▶ [Goal]:
Give every entry again, word for word and in full.

# # # #

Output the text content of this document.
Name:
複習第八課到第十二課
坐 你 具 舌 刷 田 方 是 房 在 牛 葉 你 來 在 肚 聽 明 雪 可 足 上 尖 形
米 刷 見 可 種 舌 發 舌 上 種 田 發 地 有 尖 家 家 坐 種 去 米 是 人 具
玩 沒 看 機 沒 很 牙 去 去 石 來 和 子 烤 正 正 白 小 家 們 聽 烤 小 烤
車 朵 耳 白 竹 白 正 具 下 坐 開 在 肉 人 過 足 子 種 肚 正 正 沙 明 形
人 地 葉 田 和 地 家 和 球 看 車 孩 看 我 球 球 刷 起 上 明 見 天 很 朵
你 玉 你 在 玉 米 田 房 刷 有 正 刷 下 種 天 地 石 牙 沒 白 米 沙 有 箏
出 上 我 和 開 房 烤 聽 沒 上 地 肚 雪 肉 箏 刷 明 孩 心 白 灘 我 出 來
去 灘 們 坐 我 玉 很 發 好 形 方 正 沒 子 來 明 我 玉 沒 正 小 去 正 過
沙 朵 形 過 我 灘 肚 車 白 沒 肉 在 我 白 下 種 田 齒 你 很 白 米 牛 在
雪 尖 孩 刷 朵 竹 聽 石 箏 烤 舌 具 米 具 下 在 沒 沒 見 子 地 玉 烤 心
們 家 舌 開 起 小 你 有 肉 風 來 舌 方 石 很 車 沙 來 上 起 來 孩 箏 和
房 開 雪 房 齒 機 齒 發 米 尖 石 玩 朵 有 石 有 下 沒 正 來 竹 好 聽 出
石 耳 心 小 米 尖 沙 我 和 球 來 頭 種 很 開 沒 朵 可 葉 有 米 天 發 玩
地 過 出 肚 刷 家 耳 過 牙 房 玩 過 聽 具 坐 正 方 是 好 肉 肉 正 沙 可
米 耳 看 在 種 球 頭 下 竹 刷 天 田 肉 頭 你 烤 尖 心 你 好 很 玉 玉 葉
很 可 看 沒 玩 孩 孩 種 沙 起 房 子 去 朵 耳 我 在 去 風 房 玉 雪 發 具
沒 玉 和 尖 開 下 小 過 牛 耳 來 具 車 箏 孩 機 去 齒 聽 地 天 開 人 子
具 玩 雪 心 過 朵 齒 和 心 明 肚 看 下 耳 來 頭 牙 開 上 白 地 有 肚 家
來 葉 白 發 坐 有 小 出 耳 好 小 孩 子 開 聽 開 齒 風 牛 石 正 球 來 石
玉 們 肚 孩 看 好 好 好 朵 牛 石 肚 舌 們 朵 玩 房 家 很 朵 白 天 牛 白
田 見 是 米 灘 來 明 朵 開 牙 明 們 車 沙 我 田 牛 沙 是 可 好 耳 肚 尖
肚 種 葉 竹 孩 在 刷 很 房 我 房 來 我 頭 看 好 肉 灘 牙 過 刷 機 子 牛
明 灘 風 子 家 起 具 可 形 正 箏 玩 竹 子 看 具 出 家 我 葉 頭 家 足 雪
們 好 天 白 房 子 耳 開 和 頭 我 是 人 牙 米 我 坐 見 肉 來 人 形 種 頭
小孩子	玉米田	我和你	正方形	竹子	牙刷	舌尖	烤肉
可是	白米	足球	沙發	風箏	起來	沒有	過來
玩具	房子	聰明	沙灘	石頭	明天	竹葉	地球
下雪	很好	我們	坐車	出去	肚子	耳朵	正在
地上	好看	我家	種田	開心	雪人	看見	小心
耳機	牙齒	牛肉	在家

# # # #

▶ [Answer to the exercise]:
Output the text content of this document.
Name:
複習第八課到第十二課
坐 你 具 舌 刷 田 方 是 房 在 牛 葉 你 來 在 肚 聽 明 雪 可 足 上 尖 形
米 刷 見 可 種 舌 發 舌 上 種 田 發 地 有 尖 家 家 坐 種 去 米 是 人 具
玩 沒 看 機 沒 很 牙 去 去 石 來 和 子 烤 正 正 白 小 家 們 聽 烤 小 烤
車 朵 耳 白 竹 白 正 具 下 坐 開 在 肉 人 過 足 子 種 肚 正 正 沙 明 形
人 地 葉 田 和 地 家 和 球 看 車 孩 看 我 球 球 刷 起 上 明 見 天 很 朵
你 玉 你 在 玉 米 田 房 刷 有 正 刷 下 種 天 地 石 牙 沒 白 米 沙 有 箏
出 上 我 和 開 房 烤 聽 沒 上 地 肚 雪 肉 箏 刷 明 孩 心 白 灘 我 出 來
去 灘 們 坐 我 玉 很 發 好 形 方 正 沒 子 來 明 我 玉 沒 正 小 去 正 過
沙 朵 形 過 我 灘 肚 車 白 沒 肉 在 我 白 下 種 田 齒 你 很 白 米 牛 在
雪 尖 孩 刷 朵 竹 聽 石 箏 烤 舌 具 米 具 下 在 沒 沒 見 子 地 玉 烤 心
們 家 舌 開 起 小 你 有 肉 風 來 舌 方 石 很 車 沙 來 上 起 來 孩 箏 和
房 開 雪 房 齒 機 齒 發 米 尖 石 玩 朵 有 石 有 下 沒 正 來 竹 好 聽 出
石 耳 心 小 米 尖 沙 我 和 球 來 頭 種 很 開 沒 朵 可 葉 有 米 天 發 玩
地 過 出 肚 刷 家 耳 過 牙 房 玩 過 聽 具 坐 正 方 是 好 肉 肉 正 沙 可
米 耳 看 在 種 球 頭 下 竹 刷 天 田 肉 頭 你 烤 尖 心 你 好 很 玉 玉 葉
很 可 看 沒 玩 孩 孩 種 沙 起 房 子 去 朵 耳 我 在 去 風 房 玉 雪 發 具
沒 玉 和 尖 開 下 小 過 牛 耳 來 具 車 箏 孩 機 去 齒 聽 地 天 開 人 子
具 玩 雪 心 過 朵 齒 和 心 明 肚 看 下 耳 來 頭 牙 開 上 白 地 有 肚 家
來 葉 白 發 坐 有 小 出 耳 好 小 孩 子 開 聽 開 齒 風 牛 石 正 球 來 石
玉 們 肚 孩 看 好 好 好 朵 牛 石 肚 舌 們 朵 玩 房 家 很 朵 白 天 牛 白
田 見 是 米 灘 來 明 朵 開 牙 明 們 車 沙 我 田 牛 沙 是 可 好 耳 肚 尖
肚 種 葉 竹 孩 在 刷 很 房 我 房 來 我 頭 看 好 肉 灘 牙 過 刷 機 子 牛
明 灘 風 子 家 起 具 可 形 正 箏 玩 竹 子 看 具 出 家 我 葉 頭 家 足 雪
們 好 天 白 房 子 耳 開 和 頭 我 是 人 牙 米 我 坐 見 肉 來 人 形 種 頭
小孩子	玉米田	我和你	正方形	竹子	牙刷	舌尖	烤肉
可是	白米	足球	沙發	風箏	起來	沒有	過來
玩具	房子	聰明	沙灘	石頭	明天	竹葉	地球
下雪	很好	我們	坐車	出去	肚子	耳朵	正在
地上	好看	我家	種田	開心	雪人	看見	小心
耳機	牙齒	牛肉	在家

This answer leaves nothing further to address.